> [TASK] Below is a block of records; reproduce all of them exactly and leave out any pictures.
== DATA FOR THE TASK ==
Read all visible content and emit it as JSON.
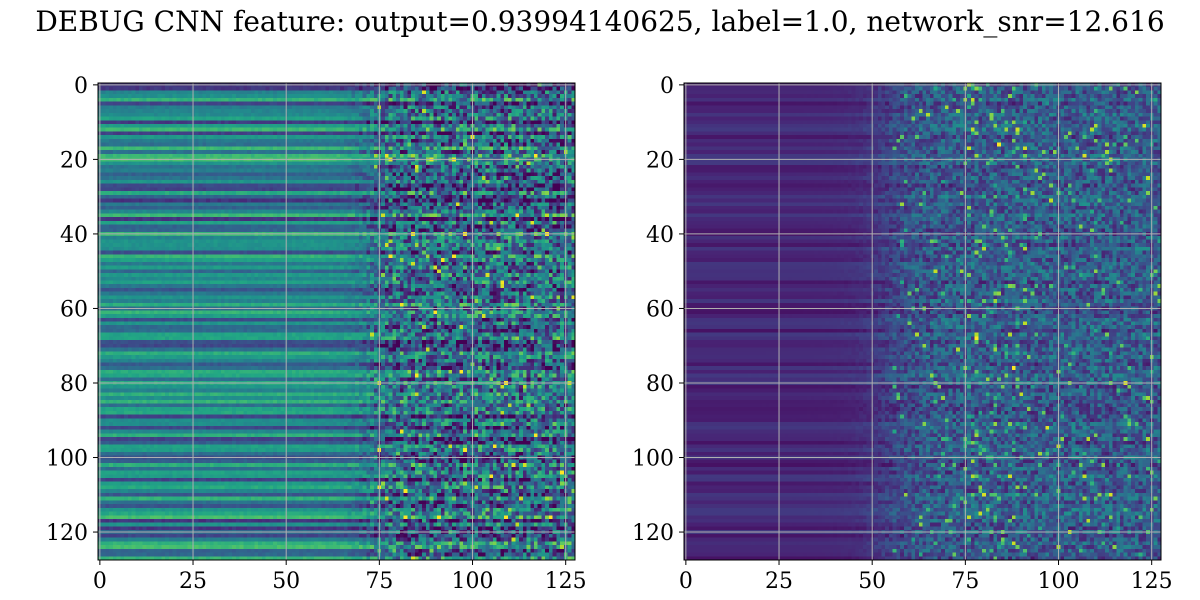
{
  "figure": {
    "title": "DEBUG CNN feature: output=0.93994140625, label=1.0, network_snr=12.616"
  },
  "chart_data": [
    {
      "type": "heatmap",
      "title": "",
      "xlabel": "",
      "ylabel": "",
      "shape": [
        128,
        128
      ],
      "xlim": [
        -0.5,
        127.5
      ],
      "ylim": [
        127.5,
        -0.5
      ],
      "xticks": [
        0,
        25,
        50,
        75,
        100,
        125
      ],
      "yticks": [
        0,
        20,
        40,
        60,
        80,
        100,
        120
      ],
      "grid": true,
      "colormap": "viridis",
      "description_of_values": "row-banded intensity; smooth on left (cols 0-70), noisy speckle on right (cols 75-127)",
      "colors": {
        "low": "#440154",
        "mid": "#21918c",
        "high": "#fde725"
      }
    },
    {
      "type": "heatmap",
      "title": "",
      "xlabel": "",
      "ylabel": "",
      "shape": [
        128,
        128
      ],
      "xlim": [
        -0.5,
        127.5
      ],
      "ylim": [
        127.5,
        -0.5
      ],
      "xticks": [
        0,
        25,
        50,
        75,
        100,
        125
      ],
      "yticks": [
        0,
        20,
        40,
        60,
        80,
        100,
        120
      ],
      "grid": true,
      "colormap": "viridis",
      "description_of_values": "mostly dark purple; sparse bright speckle in cols 50-127, strongest near cols 75-90",
      "colors": {
        "low": "#440154",
        "mid": "#21918c",
        "high": "#fde725"
      }
    }
  ]
}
===
> [RESULT OF THE EXERCISE]
Read all visible content and emit it as JSON.
{
  "figure": {
    "title": "DEBUG CNN feature: output=0.93994140625, label=1.0, network_snr=12.616"
  },
  "chart_data": [
    {
      "type": "heatmap",
      "title": "",
      "xlabel": "",
      "ylabel": "",
      "shape": [
        128,
        128
      ],
      "xlim": [
        -0.5,
        127.5
      ],
      "ylim": [
        127.5,
        -0.5
      ],
      "xticks": [
        0,
        25,
        50,
        75,
        100,
        125
      ],
      "yticks": [
        0,
        20,
        40,
        60,
        80,
        100,
        120
      ],
      "grid": true,
      "colormap": "viridis",
      "description_of_values": "row-banded intensity; smooth on left (cols 0-70), noisy speckle on right (cols 75-127)",
      "colors": {
        "low": "#440154",
        "mid": "#21918c",
        "high": "#fde725"
      }
    },
    {
      "type": "heatmap",
      "title": "",
      "xlabel": "",
      "ylabel": "",
      "shape": [
        128,
        128
      ],
      "xlim": [
        -0.5,
        127.5
      ],
      "ylim": [
        127.5,
        -0.5
      ],
      "xticks": [
        0,
        25,
        50,
        75,
        100,
        125
      ],
      "yticks": [
        0,
        20,
        40,
        60,
        80,
        100,
        120
      ],
      "grid": true,
      "colormap": "viridis",
      "description_of_values": "mostly dark purple; sparse bright speckle in cols 50-127, strongest near cols 75-90",
      "colors": {
        "low": "#440154",
        "mid": "#21918c",
        "high": "#fde725"
      }
    }
  ]
}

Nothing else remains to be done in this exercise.